Stored data
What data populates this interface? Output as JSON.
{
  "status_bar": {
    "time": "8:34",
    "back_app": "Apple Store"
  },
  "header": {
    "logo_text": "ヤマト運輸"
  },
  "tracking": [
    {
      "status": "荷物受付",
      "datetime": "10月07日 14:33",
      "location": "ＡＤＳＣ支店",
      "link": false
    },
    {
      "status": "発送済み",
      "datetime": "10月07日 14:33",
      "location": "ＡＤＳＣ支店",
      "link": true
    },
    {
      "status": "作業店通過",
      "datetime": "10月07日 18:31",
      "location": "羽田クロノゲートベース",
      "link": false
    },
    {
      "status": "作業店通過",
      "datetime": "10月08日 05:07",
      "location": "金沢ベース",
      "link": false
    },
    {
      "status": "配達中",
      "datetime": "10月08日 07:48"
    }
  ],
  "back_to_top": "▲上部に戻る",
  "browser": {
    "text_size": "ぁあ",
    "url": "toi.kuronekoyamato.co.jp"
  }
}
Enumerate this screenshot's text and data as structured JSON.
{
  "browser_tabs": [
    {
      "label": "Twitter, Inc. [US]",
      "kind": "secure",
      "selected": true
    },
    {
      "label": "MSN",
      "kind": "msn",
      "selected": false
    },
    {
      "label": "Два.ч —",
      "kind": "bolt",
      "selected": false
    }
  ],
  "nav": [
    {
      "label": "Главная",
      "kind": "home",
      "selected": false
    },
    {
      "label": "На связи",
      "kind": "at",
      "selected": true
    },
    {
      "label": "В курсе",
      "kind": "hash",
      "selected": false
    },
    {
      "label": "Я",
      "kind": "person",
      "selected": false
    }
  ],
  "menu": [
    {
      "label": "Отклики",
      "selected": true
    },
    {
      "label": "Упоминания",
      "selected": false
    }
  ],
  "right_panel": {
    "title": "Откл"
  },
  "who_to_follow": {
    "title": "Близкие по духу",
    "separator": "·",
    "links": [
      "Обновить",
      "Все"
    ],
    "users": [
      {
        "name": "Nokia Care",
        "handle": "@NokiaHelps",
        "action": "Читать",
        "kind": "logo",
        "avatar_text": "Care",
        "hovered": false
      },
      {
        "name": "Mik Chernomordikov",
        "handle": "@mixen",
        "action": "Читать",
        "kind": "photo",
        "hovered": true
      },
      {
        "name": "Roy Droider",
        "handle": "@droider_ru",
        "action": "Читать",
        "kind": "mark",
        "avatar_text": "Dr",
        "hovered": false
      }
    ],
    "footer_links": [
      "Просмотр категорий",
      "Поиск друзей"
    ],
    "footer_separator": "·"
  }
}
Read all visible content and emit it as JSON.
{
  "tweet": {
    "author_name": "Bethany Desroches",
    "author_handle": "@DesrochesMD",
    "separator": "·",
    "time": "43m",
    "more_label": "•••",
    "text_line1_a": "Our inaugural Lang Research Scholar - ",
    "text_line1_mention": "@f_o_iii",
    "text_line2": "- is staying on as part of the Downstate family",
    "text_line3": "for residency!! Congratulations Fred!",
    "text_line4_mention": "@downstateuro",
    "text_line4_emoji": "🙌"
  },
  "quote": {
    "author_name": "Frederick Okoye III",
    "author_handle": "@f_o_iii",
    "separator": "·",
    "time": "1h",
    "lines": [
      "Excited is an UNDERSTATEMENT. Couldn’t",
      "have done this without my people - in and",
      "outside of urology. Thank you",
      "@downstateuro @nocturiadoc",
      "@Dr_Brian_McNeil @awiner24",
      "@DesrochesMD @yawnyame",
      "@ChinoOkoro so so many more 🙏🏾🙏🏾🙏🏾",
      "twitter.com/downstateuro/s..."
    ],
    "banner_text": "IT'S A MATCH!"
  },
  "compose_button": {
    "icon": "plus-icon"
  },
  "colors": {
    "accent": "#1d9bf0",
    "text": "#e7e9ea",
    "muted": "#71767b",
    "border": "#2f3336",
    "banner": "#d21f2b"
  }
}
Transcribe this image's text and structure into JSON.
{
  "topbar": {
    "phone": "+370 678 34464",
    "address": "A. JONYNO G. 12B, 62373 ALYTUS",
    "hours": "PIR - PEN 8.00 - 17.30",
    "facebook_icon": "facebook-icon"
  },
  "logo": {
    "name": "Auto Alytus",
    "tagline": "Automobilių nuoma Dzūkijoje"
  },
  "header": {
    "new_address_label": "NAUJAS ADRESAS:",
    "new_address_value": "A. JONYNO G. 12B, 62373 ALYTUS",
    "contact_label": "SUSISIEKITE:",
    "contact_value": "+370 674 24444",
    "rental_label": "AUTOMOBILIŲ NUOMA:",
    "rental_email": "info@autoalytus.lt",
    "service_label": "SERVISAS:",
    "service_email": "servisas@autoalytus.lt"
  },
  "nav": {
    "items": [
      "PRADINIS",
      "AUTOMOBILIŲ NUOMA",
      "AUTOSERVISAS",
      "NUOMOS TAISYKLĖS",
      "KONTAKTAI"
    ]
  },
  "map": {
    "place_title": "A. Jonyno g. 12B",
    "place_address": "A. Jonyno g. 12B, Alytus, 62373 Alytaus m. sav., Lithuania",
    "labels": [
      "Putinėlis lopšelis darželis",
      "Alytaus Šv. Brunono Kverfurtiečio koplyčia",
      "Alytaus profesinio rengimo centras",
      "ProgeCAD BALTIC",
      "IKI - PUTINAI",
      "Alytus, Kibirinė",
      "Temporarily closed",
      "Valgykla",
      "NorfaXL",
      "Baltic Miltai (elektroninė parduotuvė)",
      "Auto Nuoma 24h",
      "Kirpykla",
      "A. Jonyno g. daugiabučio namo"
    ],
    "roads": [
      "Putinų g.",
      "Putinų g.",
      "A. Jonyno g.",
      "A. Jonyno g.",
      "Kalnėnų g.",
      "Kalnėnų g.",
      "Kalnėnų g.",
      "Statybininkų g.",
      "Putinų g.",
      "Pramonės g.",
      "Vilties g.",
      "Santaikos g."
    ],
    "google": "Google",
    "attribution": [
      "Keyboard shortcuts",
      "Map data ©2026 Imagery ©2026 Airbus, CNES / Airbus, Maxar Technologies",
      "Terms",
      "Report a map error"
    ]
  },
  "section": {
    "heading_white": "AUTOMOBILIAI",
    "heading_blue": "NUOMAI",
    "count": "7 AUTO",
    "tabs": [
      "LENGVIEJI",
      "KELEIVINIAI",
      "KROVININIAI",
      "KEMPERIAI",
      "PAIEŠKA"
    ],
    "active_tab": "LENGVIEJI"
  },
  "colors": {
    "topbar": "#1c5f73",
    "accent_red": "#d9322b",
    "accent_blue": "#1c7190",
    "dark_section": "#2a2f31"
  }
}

### [Brief]
Extract, from the material above, each line holding the word "location".

### [Response for this exercise]
      "location": "ＡＤＳＣ支店",
      "location": "ＡＤＳＣ支店",
      "location": "羽田クロノゲートベース",
      "location": "金沢ベース",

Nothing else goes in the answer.